• _Exercise objective_
Omit the images, then print each record below exactly as it reads.

• _The data_
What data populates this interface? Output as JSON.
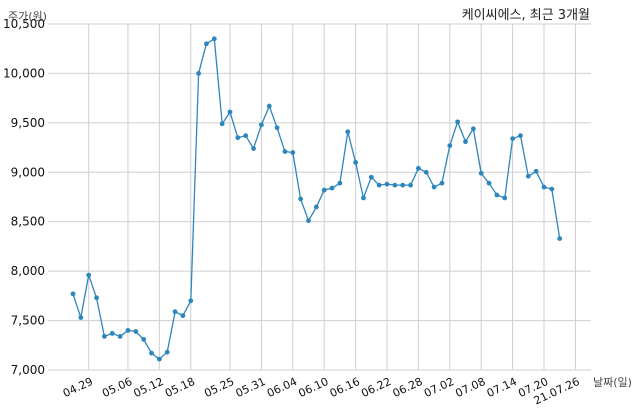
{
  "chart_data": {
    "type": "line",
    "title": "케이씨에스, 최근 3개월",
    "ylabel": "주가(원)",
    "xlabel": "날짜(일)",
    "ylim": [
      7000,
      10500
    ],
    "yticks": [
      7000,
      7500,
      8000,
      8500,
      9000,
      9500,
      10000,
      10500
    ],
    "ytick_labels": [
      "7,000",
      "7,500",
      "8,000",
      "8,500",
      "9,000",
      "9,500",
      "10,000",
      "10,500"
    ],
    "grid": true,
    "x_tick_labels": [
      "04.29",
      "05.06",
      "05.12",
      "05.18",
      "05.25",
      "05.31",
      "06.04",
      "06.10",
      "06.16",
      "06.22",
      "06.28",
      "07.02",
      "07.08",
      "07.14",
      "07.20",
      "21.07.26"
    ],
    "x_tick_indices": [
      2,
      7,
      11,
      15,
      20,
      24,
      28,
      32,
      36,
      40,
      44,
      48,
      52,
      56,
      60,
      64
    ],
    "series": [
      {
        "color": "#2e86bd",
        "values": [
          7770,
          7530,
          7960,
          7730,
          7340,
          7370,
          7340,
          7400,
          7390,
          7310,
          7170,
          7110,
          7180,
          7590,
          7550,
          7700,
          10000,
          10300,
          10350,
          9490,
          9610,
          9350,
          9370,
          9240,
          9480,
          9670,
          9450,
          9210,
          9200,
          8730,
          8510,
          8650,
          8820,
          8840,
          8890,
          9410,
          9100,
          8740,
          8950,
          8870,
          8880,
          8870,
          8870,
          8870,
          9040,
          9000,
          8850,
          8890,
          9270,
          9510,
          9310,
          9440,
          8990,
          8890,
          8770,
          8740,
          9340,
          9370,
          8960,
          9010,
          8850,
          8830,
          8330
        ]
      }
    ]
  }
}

• _Final result_
What data populates this interface? Output as JSON.
{
  "chart_data": {
    "type": "line",
    "title": "케이씨에스, 최근 3개월",
    "ylabel": "주가(원)",
    "xlabel": "날짜(일)",
    "ylim": [
      7000,
      10500
    ],
    "yticks": [
      7000,
      7500,
      8000,
      8500,
      9000,
      9500,
      10000,
      10500
    ],
    "ytick_labels": [
      "7,000",
      "7,500",
      "8,000",
      "8,500",
      "9,000",
      "9,500",
      "10,000",
      "10,500"
    ],
    "grid": true,
    "x_tick_labels": [
      "04.29",
      "05.06",
      "05.12",
      "05.18",
      "05.25",
      "05.31",
      "06.04",
      "06.10",
      "06.16",
      "06.22",
      "06.28",
      "07.02",
      "07.08",
      "07.14",
      "07.20",
      "21.07.26"
    ],
    "x_tick_indices": [
      2,
      7,
      11,
      15,
      20,
      24,
      28,
      32,
      36,
      40,
      44,
      48,
      52,
      56,
      60,
      64
    ],
    "series": [
      {
        "color": "#2e86bd",
        "values": [
          7770,
          7530,
          7960,
          7730,
          7340,
          7370,
          7340,
          7400,
          7390,
          7310,
          7170,
          7110,
          7180,
          7590,
          7550,
          7700,
          10000,
          10300,
          10350,
          9490,
          9610,
          9350,
          9370,
          9240,
          9480,
          9670,
          9450,
          9210,
          9200,
          8730,
          8510,
          8650,
          8820,
          8840,
          8890,
          9410,
          9100,
          8740,
          8950,
          8870,
          8880,
          8870,
          8870,
          8870,
          9040,
          9000,
          8850,
          8890,
          9270,
          9510,
          9310,
          9440,
          8990,
          8890,
          8770,
          8740,
          9340,
          9370,
          8960,
          9010,
          8850,
          8830,
          8330
        ]
      }
    ]
  }
}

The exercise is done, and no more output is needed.